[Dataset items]
· · · · ·

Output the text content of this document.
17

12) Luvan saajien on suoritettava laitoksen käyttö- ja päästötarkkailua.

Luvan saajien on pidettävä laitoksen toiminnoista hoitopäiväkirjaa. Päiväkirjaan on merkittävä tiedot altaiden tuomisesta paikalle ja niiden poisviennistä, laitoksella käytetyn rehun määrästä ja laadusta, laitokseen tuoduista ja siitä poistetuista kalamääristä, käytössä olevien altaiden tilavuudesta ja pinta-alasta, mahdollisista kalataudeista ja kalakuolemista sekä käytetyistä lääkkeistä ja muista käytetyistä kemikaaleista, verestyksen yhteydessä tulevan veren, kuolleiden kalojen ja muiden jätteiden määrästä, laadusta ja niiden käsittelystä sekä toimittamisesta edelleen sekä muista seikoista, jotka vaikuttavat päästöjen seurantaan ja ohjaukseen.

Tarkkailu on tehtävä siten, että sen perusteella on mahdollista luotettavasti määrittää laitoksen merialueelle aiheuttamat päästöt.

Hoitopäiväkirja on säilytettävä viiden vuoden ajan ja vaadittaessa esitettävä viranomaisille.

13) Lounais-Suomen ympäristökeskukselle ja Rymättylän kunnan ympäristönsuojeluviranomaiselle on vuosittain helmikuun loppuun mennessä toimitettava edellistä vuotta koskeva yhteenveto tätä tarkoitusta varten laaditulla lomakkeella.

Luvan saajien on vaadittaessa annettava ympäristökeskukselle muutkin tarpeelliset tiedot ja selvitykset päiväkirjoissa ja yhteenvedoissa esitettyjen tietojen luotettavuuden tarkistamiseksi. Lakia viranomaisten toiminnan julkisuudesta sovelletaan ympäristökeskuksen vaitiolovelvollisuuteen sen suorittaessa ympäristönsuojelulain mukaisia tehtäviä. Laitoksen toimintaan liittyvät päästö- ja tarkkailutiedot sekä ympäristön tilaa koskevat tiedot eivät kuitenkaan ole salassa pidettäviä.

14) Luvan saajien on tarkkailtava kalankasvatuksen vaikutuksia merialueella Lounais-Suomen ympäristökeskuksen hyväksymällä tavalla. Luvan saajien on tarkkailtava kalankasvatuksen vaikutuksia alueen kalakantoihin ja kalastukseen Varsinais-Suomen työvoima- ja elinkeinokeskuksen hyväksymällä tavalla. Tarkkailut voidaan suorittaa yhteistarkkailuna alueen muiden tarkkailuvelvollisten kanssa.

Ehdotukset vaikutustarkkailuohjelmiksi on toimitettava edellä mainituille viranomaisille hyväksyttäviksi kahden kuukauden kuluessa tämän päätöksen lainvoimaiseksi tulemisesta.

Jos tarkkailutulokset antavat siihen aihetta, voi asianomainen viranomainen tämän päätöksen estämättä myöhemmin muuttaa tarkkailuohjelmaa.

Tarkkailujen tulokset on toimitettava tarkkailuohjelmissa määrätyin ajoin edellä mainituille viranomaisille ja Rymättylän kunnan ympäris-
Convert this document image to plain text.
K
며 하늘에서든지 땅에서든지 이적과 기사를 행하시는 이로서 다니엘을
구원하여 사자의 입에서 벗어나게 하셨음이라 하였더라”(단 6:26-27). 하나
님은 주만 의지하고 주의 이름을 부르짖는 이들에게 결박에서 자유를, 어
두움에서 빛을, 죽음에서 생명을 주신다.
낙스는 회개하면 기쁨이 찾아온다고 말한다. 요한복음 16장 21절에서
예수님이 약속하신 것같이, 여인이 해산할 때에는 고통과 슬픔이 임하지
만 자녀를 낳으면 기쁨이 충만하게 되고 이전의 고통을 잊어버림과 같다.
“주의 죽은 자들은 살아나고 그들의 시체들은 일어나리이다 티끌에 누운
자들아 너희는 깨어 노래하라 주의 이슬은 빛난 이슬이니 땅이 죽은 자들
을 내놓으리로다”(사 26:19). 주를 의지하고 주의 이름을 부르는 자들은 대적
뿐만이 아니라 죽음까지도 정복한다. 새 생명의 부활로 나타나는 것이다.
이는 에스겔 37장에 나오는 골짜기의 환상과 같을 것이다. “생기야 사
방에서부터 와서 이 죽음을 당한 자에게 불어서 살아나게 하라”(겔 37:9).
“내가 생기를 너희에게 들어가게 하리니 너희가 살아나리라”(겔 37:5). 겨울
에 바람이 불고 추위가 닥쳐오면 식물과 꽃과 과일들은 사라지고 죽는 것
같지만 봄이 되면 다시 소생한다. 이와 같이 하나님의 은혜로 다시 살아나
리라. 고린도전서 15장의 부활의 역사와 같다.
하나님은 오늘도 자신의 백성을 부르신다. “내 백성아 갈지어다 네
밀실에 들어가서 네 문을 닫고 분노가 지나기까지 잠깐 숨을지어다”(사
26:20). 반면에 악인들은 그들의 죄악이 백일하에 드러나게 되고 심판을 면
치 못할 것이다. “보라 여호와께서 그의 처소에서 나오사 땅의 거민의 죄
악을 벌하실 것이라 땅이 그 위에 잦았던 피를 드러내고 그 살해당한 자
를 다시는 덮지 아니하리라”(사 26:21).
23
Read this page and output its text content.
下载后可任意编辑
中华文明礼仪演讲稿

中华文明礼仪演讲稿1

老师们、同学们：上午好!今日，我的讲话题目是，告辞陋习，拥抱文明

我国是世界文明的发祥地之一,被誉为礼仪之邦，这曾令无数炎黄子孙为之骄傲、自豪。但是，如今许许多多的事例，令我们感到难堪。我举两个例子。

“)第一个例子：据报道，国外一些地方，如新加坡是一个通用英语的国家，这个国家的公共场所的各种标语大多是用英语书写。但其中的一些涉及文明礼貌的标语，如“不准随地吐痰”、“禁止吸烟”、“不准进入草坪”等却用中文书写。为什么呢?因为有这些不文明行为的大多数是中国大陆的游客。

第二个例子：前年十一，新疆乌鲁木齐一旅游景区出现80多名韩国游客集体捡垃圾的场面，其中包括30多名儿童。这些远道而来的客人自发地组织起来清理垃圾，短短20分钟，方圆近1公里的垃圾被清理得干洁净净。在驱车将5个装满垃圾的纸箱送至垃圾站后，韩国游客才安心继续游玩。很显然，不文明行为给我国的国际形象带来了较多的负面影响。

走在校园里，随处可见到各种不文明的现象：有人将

· · · · ·

### Stated problem
Output all of the data above without any alteration.

### Solution below
Output the text content of this document.
17

12) Luvan saajien on suoritettava laitoksen käyttö- ja päästötarkkailua.

Luvan saajien on pidettävä laitoksen toiminnoista hoitopäiväkirjaa. Päiväkirjaan on merkittävä tiedot altaiden tuomisesta paikalle ja niiden poisviennistä, laitoksella käytetyn rehun määrästä ja laadusta, laitokseen tuoduista ja siitä poistetuista kalamääristä, käytössä olevien altaiden tilavuudesta ja pinta-alasta, mahdollisista kalataudeista ja kalakuolemista sekä käytetyistä lääkkeistä ja muista käytetyistä kemikaaleista, verestyksen yhteydessä tulevan veren, kuolleiden kalojen ja muiden jätteiden määrästä, laadusta ja niiden käsittelystä sekä toimittamisesta edelleen sekä muista seikoista, jotka vaikuttavat päästöjen seurantaan ja ohjaukseen.

Tarkkailu on tehtävä siten, että sen perusteella on mahdollista luotettavasti määrittää laitoksen merialueelle aiheuttamat päästöt.

Hoitopäiväkirja on säilytettävä viiden vuoden ajan ja vaadittaessa esitettävä viranomaisille.

13) Lounais-Suomen ympäristökeskukselle ja Rymättylän kunnan ympäristönsuojeluviranomaiselle on vuosittain helmikuun loppuun mennessä toimitettava edellistä vuotta koskeva yhteenveto tätä tarkoitusta varten laaditulla lomakkeella.

Luvan saajien on vaadittaessa annettava ympäristökeskukselle muutkin tarpeelliset tiedot ja selvitykset päiväkirjoissa ja yhteenvedoissa esitettyjen tietojen luotettavuuden tarkistamiseksi. Lakia viranomaisten toiminnan julkisuudesta sovelletaan ympäristökeskuksen vaitiolovelvollisuuteen sen suorittaessa ympäristönsuojelulain mukaisia tehtäviä. Laitoksen toimintaan liittyvät päästö- ja tarkkailutiedot sekä ympäristön tilaa koskevat tiedot eivät kuitenkaan ole salassa pidettäviä.

14) Luvan saajien on tarkkailtava kalankasvatuksen vaikutuksia merialueella Lounais-Suomen ympäristökeskuksen hyväksymällä tavalla. Luvan saajien on tarkkailtava kalankasvatuksen vaikutuksia alueen kalakantoihin ja kalastukseen Varsinais-Suomen työvoima- ja elinkeinokeskuksen hyväksymällä tavalla. Tarkkailut voidaan suorittaa yhteistarkkailuna alueen muiden tarkkailuvelvollisten kanssa.

Ehdotukset vaikutustarkkailuohjelmiksi on toimitettava edellä mainituille viranomaisille hyväksyttäviksi kahden kuukauden kuluessa tämän päätöksen lainvoimaiseksi tulemisesta.

Jos tarkkailutulokset antavat siihen aihetta, voi asianomainen viranomainen tämän päätöksen estämättä myöhemmin muuttaa tarkkailuohjelmaa.

Tarkkailujen tulokset on toimitettava tarkkailuohjelmissa määrätyin ajoin edellä mainituille viranomaisille ja Rymättylän kunnan ympäris-
Convert this document image to plain text.
K
며 하늘에서든지 땅에서든지 이적과 기사를 행하시는 이로서 다니엘을
구원하여 사자의 입에서 벗어나게 하셨음이라 하였더라”(단 6:26-27). 하나
님은 주만 의지하고 주의 이름을 부르짖는 이들에게 결박에서 자유를, 어
두움에서 빛을, 죽음에서 생명을 주신다.
낙스는 회개하면 기쁨이 찾아온다고 말한다. 요한복음 16장 21절에서
예수님이 약속하신 것같이, 여인이 해산할 때에는 고통과 슬픔이 임하지
만 자녀를 낳으면 기쁨이 충만하게 되고 이전의 고통을 잊어버림과 같다.
“주의 죽은 자들은 살아나고 그들의 시체들은 일어나리이다 티끌에 누운
자들아 너희는 깨어 노래하라 주의 이슬은 빛난 이슬이니 땅이 죽은 자들
을 내놓으리로다”(사 26:19). 주를 의지하고 주의 이름을 부르는 자들은 대적
뿐만이 아니라 죽음까지도 정복한다. 새 생명의 부활로 나타나는 것이다.
이는 에스겔 37장에 나오는 골짜기의 환상과 같을 것이다. “생기야 사
방에서부터 와서 이 죽음을 당한 자에게 불어서 살아나게 하라”(겔 37:9).
“내가 생기를 너희에게 들어가게 하리니 너희가 살아나리라”(겔 37:5). 겨울
에 바람이 불고 추위가 닥쳐오면 식물과 꽃과 과일들은 사라지고 죽는 것
같지만 봄이 되면 다시 소생한다. 이와 같이 하나님의 은혜로 다시 살아나
리라. 고린도전서 15장의 부활의 역사와 같다.
하나님은 오늘도 자신의 백성을 부르신다. “내 백성아 갈지어다 네
밀실에 들어가서 네 문을 닫고 분노가 지나기까지 잠깐 숨을지어다”(사
26:20). 반면에 악인들은 그들의 죄악이 백일하에 드러나게 되고 심판을 면
치 못할 것이다. “보라 여호와께서 그의 처소에서 나오사 땅의 거민의 죄
악을 벌하실 것이라 땅이 그 위에 잦았던 피를 드러내고 그 살해당한 자
를 다시는 덮지 아니하리라”(사 26:21).
23
Read this page and output its text content.
下载后可任意编辑
中华文明礼仪演讲稿

中华文明礼仪演讲稿1

老师们、同学们：上午好!今日，我的讲话题目是，告辞陋习，拥抱文明

我国是世界文明的发祥地之一,被誉为礼仪之邦，这曾令无数炎黄子孙为之骄傲、自豪。但是，如今许许多多的事例，令我们感到难堪。我举两个例子。

“)第一个例子：据报道，国外一些地方，如新加坡是一个通用英语的国家，这个国家的公共场所的各种标语大多是用英语书写。但其中的一些涉及文明礼貌的标语，如“不准随地吐痰”、“禁止吸烟”、“不准进入草坪”等却用中文书写。为什么呢?因为有这些不文明行为的大多数是中国大陆的游客。

第二个例子：前年十一，新疆乌鲁木齐一旅游景区出现80多名韩国游客集体捡垃圾的场面，其中包括30多名儿童。这些远道而来的客人自发地组织起来清理垃圾，短短20分钟，方圆近1公里的垃圾被清理得干洁净净。在驱车将5个装满垃圾的纸箱送至垃圾站后，韩国游客才安心继续游玩。很显然，不文明行为给我国的国际形象带来了较多的负面影响。

走在校园里，随处可见到各种不文明的现象：有人将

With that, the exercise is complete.